(Stored items from a collection)

## begin

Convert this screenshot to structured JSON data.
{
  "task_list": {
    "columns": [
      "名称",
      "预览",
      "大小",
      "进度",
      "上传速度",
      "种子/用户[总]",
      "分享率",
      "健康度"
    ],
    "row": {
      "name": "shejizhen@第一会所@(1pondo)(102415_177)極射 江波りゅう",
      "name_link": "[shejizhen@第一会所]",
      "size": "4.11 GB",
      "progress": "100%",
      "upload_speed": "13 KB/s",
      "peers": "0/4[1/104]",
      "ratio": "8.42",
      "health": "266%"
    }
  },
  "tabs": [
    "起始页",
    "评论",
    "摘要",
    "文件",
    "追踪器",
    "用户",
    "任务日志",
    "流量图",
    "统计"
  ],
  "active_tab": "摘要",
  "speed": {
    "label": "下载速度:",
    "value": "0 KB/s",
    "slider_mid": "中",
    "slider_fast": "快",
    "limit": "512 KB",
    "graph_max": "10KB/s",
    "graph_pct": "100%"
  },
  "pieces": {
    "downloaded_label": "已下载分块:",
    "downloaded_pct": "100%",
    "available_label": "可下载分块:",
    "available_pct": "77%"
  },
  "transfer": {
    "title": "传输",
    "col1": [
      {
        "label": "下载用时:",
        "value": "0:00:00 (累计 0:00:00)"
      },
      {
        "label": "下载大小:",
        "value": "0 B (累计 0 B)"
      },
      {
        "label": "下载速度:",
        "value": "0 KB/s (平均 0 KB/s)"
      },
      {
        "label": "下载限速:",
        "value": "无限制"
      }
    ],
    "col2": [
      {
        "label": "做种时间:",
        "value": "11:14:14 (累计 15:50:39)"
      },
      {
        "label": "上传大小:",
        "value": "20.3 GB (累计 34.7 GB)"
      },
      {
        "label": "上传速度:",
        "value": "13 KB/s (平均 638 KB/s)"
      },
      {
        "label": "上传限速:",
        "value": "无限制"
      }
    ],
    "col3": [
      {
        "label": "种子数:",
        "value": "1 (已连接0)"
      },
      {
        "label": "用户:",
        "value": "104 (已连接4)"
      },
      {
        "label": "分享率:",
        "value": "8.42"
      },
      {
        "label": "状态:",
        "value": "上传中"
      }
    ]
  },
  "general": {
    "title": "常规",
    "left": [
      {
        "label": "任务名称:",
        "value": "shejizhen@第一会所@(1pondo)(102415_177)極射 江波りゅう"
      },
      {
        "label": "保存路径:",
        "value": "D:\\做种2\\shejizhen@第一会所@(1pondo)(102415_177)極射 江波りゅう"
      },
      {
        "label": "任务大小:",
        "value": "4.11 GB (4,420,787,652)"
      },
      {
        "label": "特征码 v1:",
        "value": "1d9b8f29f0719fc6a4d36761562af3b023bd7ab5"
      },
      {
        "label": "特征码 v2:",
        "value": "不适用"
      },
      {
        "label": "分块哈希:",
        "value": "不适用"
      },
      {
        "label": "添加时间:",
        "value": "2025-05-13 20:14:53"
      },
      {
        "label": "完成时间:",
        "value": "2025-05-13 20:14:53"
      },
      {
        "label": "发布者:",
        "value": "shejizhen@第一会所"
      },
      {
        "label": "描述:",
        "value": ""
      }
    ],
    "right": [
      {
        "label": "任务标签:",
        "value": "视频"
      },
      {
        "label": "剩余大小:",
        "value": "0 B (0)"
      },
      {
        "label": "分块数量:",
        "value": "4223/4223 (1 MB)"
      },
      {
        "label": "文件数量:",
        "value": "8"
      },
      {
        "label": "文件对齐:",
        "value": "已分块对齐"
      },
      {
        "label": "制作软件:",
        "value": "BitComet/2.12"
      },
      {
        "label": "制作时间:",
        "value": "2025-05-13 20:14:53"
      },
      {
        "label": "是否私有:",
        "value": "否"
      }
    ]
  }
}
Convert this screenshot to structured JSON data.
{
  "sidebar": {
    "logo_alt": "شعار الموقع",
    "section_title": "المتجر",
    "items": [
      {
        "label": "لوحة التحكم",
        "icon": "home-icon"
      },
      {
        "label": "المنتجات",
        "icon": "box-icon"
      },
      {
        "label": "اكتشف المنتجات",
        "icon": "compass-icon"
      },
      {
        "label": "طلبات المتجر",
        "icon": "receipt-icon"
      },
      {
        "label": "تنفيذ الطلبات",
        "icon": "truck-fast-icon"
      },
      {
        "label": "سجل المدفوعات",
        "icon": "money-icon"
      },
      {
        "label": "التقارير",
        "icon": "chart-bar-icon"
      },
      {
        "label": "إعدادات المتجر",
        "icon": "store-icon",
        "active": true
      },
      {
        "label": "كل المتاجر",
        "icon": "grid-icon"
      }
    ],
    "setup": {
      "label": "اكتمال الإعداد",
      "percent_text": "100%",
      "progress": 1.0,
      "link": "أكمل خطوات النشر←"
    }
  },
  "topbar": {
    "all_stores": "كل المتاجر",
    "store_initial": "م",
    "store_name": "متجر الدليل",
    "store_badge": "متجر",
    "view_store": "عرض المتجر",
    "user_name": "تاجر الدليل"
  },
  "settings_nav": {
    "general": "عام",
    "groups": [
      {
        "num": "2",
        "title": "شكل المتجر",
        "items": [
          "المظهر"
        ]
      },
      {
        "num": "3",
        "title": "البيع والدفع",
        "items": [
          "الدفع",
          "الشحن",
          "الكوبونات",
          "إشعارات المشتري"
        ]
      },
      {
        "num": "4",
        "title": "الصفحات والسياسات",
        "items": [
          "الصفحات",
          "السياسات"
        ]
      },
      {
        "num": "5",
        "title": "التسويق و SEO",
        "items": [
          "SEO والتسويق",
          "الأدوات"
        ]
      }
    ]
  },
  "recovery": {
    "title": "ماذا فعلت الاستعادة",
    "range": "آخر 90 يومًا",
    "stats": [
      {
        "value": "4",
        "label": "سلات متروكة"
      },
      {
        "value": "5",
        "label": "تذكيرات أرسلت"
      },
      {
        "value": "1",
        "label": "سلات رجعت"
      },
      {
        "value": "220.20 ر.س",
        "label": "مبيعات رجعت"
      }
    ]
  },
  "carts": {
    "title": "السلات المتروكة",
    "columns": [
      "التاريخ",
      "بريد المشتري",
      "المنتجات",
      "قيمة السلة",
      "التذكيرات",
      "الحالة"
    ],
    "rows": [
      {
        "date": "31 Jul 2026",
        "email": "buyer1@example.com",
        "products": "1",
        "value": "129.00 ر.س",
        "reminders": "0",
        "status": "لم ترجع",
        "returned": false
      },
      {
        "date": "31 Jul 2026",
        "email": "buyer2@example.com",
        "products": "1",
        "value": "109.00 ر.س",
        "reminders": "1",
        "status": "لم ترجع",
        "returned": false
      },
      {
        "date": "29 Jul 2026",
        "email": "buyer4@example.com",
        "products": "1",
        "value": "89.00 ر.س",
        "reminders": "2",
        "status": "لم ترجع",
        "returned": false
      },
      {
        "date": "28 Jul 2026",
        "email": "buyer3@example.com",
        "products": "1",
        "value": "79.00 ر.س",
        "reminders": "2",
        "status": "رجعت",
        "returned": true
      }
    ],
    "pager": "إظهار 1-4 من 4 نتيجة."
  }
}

## end

> **GOAL**
Find each line in the records holding the string "江波りゅう" and show it.

> **COMPLETE OUTPUT**
      "name": "shejizhen@第一会所@(1pondo)(102415_177)極射 江波りゅう",
        "value": "shejizhen@第一会所@(1pondo)(102415_177)極射 江波りゅう"
        "value": "D:\\做种2\\shejizhen@第一会所@(1pondo)(102415_177)極射 江波りゅう"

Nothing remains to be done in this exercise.